** BEGIN **

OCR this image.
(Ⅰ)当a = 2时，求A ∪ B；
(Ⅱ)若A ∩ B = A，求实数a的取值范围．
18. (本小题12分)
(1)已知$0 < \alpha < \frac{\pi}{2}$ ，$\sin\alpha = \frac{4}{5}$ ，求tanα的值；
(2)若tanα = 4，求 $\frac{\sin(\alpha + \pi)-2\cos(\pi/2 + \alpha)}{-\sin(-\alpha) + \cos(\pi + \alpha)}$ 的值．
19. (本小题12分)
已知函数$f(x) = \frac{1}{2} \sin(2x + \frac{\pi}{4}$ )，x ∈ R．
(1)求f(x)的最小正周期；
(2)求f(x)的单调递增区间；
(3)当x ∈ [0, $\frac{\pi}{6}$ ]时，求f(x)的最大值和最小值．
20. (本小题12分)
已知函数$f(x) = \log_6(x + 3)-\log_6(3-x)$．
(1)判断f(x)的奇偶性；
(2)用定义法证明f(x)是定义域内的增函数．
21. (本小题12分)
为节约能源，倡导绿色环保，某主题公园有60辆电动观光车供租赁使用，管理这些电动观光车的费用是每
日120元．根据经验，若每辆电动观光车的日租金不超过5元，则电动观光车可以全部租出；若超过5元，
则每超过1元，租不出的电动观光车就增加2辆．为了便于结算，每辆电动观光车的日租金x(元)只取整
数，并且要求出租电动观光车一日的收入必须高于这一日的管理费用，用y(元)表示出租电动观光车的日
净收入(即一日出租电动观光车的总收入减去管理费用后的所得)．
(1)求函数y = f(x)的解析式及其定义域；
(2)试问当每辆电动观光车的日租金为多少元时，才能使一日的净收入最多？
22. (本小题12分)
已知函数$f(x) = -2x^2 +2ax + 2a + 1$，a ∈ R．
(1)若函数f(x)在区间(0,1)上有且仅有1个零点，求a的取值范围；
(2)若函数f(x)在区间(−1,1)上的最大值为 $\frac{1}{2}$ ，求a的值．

** END **

EXERCISE REQUIREMENTS:
Copy every line of the records word for word.

WRITTEN SOLUTION:
OCR this image.
(Ⅰ)当a = 2时，求A ∪ B；
(Ⅱ)若A ∩ B = A，求实数a的取值范围．
18. (本小题12分)
(1)已知$0 < \alpha < \frac{\pi}{2}$ ，$\sin\alpha = \frac{4}{5}$ ，求tanα的值；
(2)若tanα = 4，求 $\frac{\sin(\alpha + \pi)-2\cos(\pi/2 + \alpha)}{-\sin(-\alpha) + \cos(\pi + \alpha)}$ 的值．
19. (本小题12分)
已知函数$f(x) = \frac{1}{2} \sin(2x + \frac{\pi}{4}$ )，x ∈ R．
(1)求f(x)的最小正周期；
(2)求f(x)的单调递增区间；
(3)当x ∈ [0, $\frac{\pi}{6}$ ]时，求f(x)的最大值和最小值．
20. (本小题12分)
已知函数$f(x) = \log_6(x + 3)-\log_6(3-x)$．
(1)判断f(x)的奇偶性；
(2)用定义法证明f(x)是定义域内的增函数．
21. (本小题12分)
为节约能源，倡导绿色环保，某主题公园有60辆电动观光车供租赁使用，管理这些电动观光车的费用是每
日120元．根据经验，若每辆电动观光车的日租金不超过5元，则电动观光车可以全部租出；若超过5元，
则每超过1元，租不出的电动观光车就增加2辆．为了便于结算，每辆电动观光车的日租金x(元)只取整
数，并且要求出租电动观光车一日的收入必须高于这一日的管理费用，用y(元)表示出租电动观光车的日
净收入(即一日出租电动观光车的总收入减去管理费用后的所得)．
(1)求函数y = f(x)的解析式及其定义域；
(2)试问当每辆电动观光车的日租金为多少元时，才能使一日的净收入最多？
22. (本小题12分)
已知函数$f(x) = -2x^2 +2ax + 2a + 1$，a ∈ R．
(1)若函数f(x)在区间(0,1)上有且仅有1个零点，求a的取值范围；
(2)若函数f(x)在区间(−1,1)上的最大值为 $\frac{1}{2}$ ，求a的值．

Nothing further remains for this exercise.